> WHAT YOU NEED TO DO: Each entry in the listing below should be restated word for word.

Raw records
⟨

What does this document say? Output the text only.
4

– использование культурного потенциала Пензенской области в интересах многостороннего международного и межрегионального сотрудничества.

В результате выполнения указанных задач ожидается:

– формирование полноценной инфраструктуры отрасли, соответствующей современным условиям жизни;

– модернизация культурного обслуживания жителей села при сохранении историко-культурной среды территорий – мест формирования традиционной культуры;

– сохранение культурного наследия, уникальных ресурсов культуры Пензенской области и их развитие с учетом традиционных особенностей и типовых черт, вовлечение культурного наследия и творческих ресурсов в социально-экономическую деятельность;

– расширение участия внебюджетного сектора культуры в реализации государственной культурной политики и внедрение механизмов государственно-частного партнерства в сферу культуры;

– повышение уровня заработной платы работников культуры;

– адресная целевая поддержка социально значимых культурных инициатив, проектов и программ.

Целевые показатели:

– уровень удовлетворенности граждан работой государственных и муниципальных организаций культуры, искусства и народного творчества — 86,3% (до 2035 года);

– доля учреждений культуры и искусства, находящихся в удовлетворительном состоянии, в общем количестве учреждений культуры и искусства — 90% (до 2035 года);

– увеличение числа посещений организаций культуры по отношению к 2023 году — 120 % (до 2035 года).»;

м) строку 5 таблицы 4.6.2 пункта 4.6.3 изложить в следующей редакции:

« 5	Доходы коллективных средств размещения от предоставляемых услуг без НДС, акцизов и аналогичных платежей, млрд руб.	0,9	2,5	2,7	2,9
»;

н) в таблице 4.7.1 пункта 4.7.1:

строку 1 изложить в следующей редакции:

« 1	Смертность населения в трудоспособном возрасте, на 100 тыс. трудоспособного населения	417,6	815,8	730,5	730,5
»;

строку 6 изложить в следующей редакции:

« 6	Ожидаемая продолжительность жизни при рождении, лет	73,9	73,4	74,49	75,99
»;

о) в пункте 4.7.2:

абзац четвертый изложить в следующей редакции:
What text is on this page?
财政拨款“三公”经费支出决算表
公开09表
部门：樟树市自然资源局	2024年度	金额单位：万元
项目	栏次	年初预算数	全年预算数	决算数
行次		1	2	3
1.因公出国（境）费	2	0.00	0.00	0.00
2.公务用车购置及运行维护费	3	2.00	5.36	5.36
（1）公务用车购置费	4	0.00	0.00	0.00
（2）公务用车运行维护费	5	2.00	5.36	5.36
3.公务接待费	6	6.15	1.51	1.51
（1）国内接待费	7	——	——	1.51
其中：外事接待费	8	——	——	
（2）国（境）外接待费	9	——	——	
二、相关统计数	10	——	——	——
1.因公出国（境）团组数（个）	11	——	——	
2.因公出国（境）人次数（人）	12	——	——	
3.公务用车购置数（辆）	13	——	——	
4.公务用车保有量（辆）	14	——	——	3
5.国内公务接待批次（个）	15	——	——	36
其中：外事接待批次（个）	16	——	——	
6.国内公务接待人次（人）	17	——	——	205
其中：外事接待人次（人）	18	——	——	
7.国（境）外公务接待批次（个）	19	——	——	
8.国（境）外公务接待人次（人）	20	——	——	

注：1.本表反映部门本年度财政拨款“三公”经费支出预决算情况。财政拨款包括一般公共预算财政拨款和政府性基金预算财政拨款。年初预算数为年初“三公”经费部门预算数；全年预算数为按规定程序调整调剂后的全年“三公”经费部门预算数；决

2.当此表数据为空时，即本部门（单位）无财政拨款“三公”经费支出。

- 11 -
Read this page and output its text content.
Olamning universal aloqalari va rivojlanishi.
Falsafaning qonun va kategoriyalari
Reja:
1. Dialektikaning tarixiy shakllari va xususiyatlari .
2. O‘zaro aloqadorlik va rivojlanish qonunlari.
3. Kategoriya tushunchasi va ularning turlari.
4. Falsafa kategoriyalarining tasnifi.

⟩

> FULL OUTPUT:
What does this document say? Output the text only.
4

– использование культурного потенциала Пензенской области в интересах многостороннего международного и межрегионального сотрудничества.

В результате выполнения указанных задач ожидается:

– формирование полноценной инфраструктуры отрасли, соответствующей современным условиям жизни;

– модернизация культурного обслуживания жителей села при сохранении историко-культурной среды территорий – мест формирования традиционной культуры;

– сохранение культурного наследия, уникальных ресурсов культуры Пензенской области и их развитие с учетом традиционных особенностей и типовых черт, вовлечение культурного наследия и творческих ресурсов в социально-экономическую деятельность;

– расширение участия внебюджетного сектора культуры в реализации государственной культурной политики и внедрение механизмов государственно-частного партнерства в сферу культуры;

– повышение уровня заработной платы работников культуры;

– адресная целевая поддержка социально значимых культурных инициатив, проектов и программ.

Целевые показатели:

– уровень удовлетворенности граждан работой государственных и муниципальных организаций культуры, искусства и народного творчества — 86,3% (до 2035 года);

– доля учреждений культуры и искусства, находящихся в удовлетворительном состоянии, в общем количестве учреждений культуры и искусства — 90% (до 2035 года);

– увеличение числа посещений организаций культуры по отношению к 2023 году — 120 % (до 2035 года).»;

м) строку 5 таблицы 4.6.2 пункта 4.6.3 изложить в следующей редакции:

« 5	Доходы коллективных средств размещения от предоставляемых услуг без НДС, акцизов и аналогичных платежей, млрд руб.	0,9	2,5	2,7	2,9
»;

н) в таблице 4.7.1 пункта 4.7.1:

строку 1 изложить в следующей редакции:

« 1	Смертность населения в трудоспособном возрасте, на 100 тыс. трудоспособного населения	417,6	815,8	730,5	730,5
»;

строку 6 изложить в следующей редакции:

« 6	Ожидаемая продолжительность жизни при рождении, лет	73,9	73,4	74,49	75,99
»;

о) в пункте 4.7.2:

абзац четвертый изложить в следующей редакции:
What text is on this page?
财政拨款“三公”经费支出决算表
公开09表
部门：樟树市自然资源局	2024年度	金额单位：万元
项目	栏次	年初预算数	全年预算数	决算数
行次		1	2	3
1.因公出国（境）费	2	0.00	0.00	0.00
2.公务用车购置及运行维护费	3	2.00	5.36	5.36
（1）公务用车购置费	4	0.00	0.00	0.00
（2）公务用车运行维护费	5	2.00	5.36	5.36
3.公务接待费	6	6.15	1.51	1.51
（1）国内接待费	7	——	——	1.51
其中：外事接待费	8	——	——	
（2）国（境）外接待费	9	——	——	
二、相关统计数	10	——	——	——
1.因公出国（境）团组数（个）	11	——	——	
2.因公出国（境）人次数（人）	12	——	——	
3.公务用车购置数（辆）	13	——	——	
4.公务用车保有量（辆）	14	——	——	3
5.国内公务接待批次（个）	15	——	——	36
其中：外事接待批次（个）	16	——	——	
6.国内公务接待人次（人）	17	——	——	205
其中：外事接待人次（人）	18	——	——	
7.国（境）外公务接待批次（个）	19	——	——	
8.国（境）外公务接待人次（人）	20	——	——	

注：1.本表反映部门本年度财政拨款“三公”经费支出预决算情况。财政拨款包括一般公共预算财政拨款和政府性基金预算财政拨款。年初预算数为年初“三公”经费部门预算数；全年预算数为按规定程序调整调剂后的全年“三公”经费部门预算数；决

2.当此表数据为空时，即本部门（单位）无财政拨款“三公”经费支出。

- 11 -
Read this page and output its text content.
Olamning universal aloqalari va rivojlanishi.
Falsafaning qonun va kategoriyalari
Reja:
1. Dialektikaning tarixiy shakllari va xususiyatlari .
2. O‘zaro aloqadorlik va rivojlanish qonunlari.
3. Kategoriya tushunchasi va ularning turlari.
4. Falsafa kategoriyalarining tasnifi.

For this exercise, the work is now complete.